- _DESCRIPTION OF THE TASK_: Wherever "nach" appears in a line, copy that line.

- _EXTRACTED INFORMATION_:
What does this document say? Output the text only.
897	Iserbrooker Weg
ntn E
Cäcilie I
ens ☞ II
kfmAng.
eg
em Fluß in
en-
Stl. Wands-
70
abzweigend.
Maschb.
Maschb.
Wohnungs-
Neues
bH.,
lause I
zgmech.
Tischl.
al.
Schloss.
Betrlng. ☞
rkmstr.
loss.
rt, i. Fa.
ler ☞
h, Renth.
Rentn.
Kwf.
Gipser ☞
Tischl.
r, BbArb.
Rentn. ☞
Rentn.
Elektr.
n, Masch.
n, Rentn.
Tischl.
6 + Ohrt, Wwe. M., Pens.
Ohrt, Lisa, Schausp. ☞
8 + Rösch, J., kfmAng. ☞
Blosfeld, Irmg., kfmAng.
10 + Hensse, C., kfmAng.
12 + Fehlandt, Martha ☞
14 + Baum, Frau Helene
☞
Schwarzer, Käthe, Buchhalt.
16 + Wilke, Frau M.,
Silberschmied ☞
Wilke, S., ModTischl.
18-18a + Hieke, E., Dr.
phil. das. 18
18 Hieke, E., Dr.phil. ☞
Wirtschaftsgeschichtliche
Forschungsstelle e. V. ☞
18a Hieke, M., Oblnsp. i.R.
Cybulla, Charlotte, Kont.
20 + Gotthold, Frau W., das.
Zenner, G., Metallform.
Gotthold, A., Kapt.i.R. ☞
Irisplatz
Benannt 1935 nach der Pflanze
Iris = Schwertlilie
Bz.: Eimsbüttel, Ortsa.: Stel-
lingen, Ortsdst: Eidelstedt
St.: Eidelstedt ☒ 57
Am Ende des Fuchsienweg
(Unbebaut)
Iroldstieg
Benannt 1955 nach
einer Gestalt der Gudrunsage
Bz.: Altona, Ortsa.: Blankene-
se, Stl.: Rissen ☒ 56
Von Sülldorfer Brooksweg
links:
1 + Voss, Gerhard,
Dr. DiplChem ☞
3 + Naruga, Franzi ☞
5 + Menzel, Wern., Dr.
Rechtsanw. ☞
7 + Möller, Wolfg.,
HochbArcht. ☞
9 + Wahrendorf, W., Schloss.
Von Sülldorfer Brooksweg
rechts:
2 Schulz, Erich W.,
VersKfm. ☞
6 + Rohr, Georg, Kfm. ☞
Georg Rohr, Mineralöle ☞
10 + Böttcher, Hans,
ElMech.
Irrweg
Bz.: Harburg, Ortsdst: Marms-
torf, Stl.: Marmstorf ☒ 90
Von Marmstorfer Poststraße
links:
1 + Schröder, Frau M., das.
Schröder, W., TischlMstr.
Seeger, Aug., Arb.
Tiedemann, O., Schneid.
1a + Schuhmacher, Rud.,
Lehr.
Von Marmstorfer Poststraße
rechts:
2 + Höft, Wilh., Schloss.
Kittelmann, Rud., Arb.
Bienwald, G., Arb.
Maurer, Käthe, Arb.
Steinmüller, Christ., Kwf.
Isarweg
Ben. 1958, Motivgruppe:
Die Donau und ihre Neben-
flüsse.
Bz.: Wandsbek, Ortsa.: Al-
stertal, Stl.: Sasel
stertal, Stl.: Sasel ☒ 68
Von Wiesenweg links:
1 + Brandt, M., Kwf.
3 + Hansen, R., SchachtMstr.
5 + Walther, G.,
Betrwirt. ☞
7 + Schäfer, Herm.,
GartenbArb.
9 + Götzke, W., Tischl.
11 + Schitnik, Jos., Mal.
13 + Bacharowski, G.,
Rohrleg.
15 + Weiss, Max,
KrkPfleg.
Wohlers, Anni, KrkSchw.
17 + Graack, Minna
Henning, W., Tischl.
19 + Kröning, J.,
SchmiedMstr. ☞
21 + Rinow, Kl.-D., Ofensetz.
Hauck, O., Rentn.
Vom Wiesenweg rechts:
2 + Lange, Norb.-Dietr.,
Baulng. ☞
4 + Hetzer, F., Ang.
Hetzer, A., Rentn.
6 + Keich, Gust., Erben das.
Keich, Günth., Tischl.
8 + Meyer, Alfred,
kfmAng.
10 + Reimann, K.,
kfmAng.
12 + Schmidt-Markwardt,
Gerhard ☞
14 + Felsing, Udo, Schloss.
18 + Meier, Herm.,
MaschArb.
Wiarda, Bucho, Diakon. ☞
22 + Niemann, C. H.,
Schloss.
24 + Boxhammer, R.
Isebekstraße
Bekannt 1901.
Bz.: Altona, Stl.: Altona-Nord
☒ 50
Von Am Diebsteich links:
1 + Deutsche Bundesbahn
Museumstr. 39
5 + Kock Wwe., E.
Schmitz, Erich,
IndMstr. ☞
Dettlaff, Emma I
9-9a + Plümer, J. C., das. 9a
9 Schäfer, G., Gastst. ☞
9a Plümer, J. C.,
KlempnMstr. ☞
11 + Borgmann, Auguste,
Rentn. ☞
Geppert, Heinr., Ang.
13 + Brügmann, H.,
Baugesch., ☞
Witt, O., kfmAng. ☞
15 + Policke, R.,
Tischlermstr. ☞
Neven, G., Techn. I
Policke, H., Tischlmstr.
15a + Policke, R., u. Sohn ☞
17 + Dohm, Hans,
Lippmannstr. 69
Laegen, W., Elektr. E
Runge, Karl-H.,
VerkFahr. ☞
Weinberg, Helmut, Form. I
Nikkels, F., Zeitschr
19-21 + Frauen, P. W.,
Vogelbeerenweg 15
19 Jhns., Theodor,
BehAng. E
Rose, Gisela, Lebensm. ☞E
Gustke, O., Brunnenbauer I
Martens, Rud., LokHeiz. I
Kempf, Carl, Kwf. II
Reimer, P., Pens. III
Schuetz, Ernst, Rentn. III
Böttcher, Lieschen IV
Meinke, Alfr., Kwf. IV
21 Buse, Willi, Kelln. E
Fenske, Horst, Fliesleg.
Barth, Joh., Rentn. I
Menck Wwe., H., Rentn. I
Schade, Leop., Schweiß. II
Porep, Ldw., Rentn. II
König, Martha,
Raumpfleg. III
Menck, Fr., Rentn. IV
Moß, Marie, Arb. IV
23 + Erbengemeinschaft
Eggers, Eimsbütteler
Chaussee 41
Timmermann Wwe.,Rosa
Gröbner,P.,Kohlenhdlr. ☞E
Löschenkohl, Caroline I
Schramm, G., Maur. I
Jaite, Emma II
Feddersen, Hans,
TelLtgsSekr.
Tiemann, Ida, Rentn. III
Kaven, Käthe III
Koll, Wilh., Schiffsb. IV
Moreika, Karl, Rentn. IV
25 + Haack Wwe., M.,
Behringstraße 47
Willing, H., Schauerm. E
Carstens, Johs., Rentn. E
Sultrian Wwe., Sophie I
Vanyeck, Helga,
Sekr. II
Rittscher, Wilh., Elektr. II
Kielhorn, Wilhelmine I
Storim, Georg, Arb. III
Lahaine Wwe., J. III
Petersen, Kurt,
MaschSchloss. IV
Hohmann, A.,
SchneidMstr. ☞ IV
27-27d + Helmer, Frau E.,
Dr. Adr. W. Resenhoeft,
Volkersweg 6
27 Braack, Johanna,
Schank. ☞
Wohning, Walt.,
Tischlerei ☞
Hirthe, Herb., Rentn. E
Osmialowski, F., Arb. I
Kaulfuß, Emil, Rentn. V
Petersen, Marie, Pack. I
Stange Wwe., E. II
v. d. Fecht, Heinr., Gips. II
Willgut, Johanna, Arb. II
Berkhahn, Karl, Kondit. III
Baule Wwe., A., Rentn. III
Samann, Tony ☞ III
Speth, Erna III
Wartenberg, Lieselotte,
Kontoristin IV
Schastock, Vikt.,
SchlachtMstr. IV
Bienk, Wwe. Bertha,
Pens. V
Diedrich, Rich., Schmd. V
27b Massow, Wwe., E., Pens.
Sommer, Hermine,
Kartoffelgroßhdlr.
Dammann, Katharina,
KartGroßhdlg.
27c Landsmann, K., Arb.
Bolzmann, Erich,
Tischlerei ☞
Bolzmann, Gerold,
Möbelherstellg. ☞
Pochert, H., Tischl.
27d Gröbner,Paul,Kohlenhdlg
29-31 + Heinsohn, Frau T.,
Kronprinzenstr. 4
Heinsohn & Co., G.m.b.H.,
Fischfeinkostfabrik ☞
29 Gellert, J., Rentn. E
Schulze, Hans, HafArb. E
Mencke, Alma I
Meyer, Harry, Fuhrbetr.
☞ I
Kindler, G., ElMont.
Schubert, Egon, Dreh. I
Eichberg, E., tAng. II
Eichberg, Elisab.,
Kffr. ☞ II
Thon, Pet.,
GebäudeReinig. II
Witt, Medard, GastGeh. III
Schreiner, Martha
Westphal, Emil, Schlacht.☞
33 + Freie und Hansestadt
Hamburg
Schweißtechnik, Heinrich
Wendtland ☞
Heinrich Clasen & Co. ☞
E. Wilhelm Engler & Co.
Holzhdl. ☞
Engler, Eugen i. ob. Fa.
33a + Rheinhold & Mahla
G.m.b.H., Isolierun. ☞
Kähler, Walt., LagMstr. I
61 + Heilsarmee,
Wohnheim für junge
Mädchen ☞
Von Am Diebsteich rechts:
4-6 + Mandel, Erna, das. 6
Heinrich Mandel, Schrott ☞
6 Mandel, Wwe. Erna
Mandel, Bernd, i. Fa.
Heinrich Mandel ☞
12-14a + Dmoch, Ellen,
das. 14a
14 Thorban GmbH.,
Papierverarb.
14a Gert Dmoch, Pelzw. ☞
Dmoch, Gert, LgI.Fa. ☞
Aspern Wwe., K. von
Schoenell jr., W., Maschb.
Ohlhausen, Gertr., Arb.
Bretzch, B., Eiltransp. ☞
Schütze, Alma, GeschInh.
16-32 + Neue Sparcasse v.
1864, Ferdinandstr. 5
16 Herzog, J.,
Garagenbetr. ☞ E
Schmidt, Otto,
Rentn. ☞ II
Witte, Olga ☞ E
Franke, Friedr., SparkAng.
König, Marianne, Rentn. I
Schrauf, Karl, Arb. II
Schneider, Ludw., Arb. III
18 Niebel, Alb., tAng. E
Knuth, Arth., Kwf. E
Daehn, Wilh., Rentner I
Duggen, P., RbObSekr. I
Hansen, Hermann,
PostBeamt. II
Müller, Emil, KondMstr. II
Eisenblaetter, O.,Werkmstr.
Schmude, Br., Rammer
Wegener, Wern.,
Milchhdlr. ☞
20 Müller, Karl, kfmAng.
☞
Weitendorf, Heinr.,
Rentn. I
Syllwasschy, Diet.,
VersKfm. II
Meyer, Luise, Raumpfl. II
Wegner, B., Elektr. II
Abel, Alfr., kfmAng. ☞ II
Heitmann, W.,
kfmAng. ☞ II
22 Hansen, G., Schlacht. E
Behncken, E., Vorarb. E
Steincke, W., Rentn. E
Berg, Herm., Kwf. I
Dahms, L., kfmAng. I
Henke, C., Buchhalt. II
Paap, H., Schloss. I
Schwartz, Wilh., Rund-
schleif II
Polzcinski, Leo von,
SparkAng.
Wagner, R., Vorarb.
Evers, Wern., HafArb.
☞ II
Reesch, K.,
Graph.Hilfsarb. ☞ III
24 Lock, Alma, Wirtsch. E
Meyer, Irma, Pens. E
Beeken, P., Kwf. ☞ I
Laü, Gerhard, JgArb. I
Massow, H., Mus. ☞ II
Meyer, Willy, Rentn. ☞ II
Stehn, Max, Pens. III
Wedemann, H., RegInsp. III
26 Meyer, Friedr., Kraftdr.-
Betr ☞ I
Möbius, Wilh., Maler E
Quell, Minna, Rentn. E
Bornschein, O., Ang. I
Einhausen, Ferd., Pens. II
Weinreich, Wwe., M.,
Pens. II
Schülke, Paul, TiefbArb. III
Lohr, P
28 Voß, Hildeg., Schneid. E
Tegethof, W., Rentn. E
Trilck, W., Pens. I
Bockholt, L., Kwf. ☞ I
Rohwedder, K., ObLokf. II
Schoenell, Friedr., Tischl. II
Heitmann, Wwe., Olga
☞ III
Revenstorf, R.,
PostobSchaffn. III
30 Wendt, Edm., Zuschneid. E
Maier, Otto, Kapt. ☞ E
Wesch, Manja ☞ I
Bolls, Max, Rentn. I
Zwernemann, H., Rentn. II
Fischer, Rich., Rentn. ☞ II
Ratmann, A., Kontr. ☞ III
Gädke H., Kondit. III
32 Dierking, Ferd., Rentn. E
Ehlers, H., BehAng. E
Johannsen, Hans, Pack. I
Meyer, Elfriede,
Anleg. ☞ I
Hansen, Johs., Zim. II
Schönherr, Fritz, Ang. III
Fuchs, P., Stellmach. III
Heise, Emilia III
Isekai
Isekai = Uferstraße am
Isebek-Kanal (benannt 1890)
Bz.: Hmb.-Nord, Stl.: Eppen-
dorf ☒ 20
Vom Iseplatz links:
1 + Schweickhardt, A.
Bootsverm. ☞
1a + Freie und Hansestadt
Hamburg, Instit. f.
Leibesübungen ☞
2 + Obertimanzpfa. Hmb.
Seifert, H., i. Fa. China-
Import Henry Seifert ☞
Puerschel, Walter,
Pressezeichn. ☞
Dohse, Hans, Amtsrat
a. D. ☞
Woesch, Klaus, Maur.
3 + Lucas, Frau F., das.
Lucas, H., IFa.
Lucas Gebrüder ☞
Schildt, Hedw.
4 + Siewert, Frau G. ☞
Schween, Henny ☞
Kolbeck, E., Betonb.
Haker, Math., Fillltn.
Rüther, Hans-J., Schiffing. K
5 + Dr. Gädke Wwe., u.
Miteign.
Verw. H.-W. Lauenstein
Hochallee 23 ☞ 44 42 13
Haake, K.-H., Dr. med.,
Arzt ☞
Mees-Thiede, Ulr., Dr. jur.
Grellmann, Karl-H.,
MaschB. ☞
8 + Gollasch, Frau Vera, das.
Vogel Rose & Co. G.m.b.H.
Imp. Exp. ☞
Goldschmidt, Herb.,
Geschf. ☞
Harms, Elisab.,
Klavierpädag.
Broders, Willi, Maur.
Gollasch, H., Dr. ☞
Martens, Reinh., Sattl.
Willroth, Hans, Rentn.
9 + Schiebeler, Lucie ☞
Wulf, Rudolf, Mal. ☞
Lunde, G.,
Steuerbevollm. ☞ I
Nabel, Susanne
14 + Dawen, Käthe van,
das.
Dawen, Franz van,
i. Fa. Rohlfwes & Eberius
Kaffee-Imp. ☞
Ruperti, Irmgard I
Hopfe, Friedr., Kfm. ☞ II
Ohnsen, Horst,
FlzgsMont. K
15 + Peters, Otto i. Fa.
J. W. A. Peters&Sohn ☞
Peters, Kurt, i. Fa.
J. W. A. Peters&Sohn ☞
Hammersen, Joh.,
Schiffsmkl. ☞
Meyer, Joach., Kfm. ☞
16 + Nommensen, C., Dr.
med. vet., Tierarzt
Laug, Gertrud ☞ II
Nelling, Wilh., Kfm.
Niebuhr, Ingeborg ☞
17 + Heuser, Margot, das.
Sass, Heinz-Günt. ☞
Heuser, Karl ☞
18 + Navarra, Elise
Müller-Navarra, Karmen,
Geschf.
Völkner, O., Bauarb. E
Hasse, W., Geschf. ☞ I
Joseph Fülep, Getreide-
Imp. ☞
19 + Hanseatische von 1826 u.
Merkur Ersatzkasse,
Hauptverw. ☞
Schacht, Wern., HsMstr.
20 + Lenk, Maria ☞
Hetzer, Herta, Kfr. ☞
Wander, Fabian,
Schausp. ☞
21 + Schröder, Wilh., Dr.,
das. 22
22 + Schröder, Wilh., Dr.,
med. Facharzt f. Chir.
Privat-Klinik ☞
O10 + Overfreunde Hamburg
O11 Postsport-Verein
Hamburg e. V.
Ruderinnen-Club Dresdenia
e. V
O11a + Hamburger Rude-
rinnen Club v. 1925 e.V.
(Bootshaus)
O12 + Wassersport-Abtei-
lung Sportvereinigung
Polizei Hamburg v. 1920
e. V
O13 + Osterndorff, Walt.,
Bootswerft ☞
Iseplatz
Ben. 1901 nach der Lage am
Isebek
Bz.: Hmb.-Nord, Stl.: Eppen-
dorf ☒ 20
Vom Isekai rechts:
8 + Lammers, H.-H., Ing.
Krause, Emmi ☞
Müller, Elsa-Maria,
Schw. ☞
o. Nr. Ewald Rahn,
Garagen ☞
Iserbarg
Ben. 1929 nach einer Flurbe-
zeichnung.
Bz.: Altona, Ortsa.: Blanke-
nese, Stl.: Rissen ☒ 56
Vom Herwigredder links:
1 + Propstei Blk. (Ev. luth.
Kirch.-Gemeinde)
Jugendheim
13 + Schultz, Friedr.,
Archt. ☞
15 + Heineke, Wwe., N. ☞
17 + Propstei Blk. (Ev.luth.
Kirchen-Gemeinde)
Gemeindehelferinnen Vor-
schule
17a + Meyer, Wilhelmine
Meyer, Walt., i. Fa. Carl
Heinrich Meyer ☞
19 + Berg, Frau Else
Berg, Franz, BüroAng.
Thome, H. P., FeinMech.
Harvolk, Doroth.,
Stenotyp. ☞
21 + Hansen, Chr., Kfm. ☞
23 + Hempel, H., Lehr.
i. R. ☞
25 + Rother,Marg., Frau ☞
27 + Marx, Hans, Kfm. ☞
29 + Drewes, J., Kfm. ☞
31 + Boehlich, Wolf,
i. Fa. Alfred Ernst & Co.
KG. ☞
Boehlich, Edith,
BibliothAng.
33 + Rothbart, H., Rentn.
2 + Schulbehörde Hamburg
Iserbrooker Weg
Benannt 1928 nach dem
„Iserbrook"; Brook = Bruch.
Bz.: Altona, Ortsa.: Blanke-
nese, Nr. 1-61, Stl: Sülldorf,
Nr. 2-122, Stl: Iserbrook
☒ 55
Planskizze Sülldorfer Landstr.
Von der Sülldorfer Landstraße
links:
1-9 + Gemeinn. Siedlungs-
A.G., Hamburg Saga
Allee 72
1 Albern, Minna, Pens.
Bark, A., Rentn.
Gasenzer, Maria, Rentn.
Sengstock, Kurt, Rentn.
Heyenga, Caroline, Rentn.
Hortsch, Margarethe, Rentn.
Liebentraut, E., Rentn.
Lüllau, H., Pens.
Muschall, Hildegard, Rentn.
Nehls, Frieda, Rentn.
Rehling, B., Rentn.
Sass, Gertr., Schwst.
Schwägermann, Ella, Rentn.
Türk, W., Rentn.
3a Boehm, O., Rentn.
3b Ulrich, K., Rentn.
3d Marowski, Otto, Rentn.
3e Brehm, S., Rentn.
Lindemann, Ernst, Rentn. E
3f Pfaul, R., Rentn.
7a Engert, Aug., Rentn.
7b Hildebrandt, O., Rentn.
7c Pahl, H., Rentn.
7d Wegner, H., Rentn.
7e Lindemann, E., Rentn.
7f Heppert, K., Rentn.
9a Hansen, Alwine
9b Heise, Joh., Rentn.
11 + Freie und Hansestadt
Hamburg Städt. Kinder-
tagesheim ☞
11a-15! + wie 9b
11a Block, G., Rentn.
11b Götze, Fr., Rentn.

- _EXERCISE OUTPUT_:
Benannt 1935 nach der Pflanze
Benannt 1955 nach
Ben. 1901 nach der Lage am
Ben. 1929 nach einer Flurbe-
Benannt 1928 nach dem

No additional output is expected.